Aim: Your task is to restate the data word for word.

Input:
# # # # # # #
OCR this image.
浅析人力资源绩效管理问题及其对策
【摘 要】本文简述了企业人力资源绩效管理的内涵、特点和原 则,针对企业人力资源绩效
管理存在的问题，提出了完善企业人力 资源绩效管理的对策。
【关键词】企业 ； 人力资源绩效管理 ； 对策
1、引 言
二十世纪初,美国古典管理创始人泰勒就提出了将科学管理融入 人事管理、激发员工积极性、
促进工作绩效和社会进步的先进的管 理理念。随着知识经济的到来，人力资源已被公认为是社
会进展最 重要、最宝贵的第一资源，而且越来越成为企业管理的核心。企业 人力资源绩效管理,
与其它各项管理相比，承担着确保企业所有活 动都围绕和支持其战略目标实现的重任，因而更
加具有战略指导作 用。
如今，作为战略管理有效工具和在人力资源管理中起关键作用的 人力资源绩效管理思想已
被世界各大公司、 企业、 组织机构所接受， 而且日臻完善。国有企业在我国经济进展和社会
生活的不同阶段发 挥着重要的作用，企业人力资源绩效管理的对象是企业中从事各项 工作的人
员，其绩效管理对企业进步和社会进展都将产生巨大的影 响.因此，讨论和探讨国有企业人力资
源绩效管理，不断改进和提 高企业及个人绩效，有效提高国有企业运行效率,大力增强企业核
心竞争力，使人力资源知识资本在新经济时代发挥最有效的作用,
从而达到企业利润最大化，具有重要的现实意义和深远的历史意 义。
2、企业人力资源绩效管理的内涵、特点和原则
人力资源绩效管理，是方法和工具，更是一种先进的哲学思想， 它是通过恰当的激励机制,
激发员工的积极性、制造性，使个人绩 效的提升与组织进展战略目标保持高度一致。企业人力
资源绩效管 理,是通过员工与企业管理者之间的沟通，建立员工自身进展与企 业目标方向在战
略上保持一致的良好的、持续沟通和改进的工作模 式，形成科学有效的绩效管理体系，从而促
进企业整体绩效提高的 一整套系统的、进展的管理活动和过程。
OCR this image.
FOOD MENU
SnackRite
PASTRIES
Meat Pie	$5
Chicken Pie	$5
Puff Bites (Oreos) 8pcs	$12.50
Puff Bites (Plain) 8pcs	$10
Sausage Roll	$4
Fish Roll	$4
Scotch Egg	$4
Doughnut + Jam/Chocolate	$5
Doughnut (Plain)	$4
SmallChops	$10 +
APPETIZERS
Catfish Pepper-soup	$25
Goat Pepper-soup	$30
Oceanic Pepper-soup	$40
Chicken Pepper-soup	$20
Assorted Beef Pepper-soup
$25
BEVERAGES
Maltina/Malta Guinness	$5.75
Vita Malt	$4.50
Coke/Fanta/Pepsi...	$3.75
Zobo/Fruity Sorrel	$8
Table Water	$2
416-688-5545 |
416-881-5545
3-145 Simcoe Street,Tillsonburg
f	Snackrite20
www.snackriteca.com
# # # # # # #
Task solution:
OCR this image.
浅析人力资源绩效管理问题及其对策
【摘 要】本文简述了企业人力资源绩效管理的内涵、特点和原 则,针对企业人力资源绩效
管理存在的问题，提出了完善企业人力 资源绩效管理的对策。
【关键词】企业 ； 人力资源绩效管理 ； 对策
1、引 言
二十世纪初,美国古典管理创始人泰勒就提出了将科学管理融入 人事管理、激发员工积极性、
促进工作绩效和社会进步的先进的管 理理念。随着知识经济的到来，人力资源已被公认为是社
会进展最 重要、最宝贵的第一资源，而且越来越成为企业管理的核心。企业 人力资源绩效管理,
与其它各项管理相比，承担着确保企业所有活 动都围绕和支持其战略目标实现的重任，因而更
加具有战略指导作 用。
如今，作为战略管理有效工具和在人力资源管理中起关键作用的 人力资源绩效管理思想已
被世界各大公司、 企业、 组织机构所接受， 而且日臻完善。国有企业在我国经济进展和社会
生活的不同阶段发 挥着重要的作用，企业人力资源绩效管理的对象是企业中从事各项 工作的人
员，其绩效管理对企业进步和社会进展都将产生巨大的影 响.因此，讨论和探讨国有企业人力资
源绩效管理，不断改进和提 高企业及个人绩效，有效提高国有企业运行效率,大力增强企业核
心竞争力，使人力资源知识资本在新经济时代发挥最有效的作用,
从而达到企业利润最大化，具有重要的现实意义和深远的历史意 义。
2、企业人力资源绩效管理的内涵、特点和原则
人力资源绩效管理，是方法和工具，更是一种先进的哲学思想， 它是通过恰当的激励机制,
激发员工的积极性、制造性，使个人绩 效的提升与组织进展战略目标保持高度一致。企业人力
资源绩效管 理,是通过员工与企业管理者之间的沟通，建立员工自身进展与企 业目标方向在战
略上保持一致的良好的、持续沟通和改进的工作模 式，形成科学有效的绩效管理体系，从而促
进企业整体绩效提高的 一整套系统的、进展的管理活动和过程。
OCR this image.
FOOD MENU
SnackRite
PASTRIES
Meat Pie	$5
Chicken Pie	$5
Puff Bites (Oreos) 8pcs	$12.50
Puff Bites (Plain) 8pcs	$10
Sausage Roll	$4
Fish Roll	$4
Scotch Egg	$4
Doughnut + Jam/Chocolate	$5
Doughnut (Plain)	$4
SmallChops	$10 +
APPETIZERS
Catfish Pepper-soup	$25
Goat Pepper-soup	$30
Oceanic Pepper-soup	$40
Chicken Pepper-soup	$20
Assorted Beef Pepper-soup
$25
BEVERAGES
Maltina/Malta Guinness	$5.75
Vita Malt	$4.50
Coke/Fanta/Pepsi...	$3.75
Zobo/Fruity Sorrel	$8
Table Water	$2
416-688-5545 |
416-881-5545
3-145 Simcoe Street,Tillsonburg
f	Snackrite20
www.snackriteca.com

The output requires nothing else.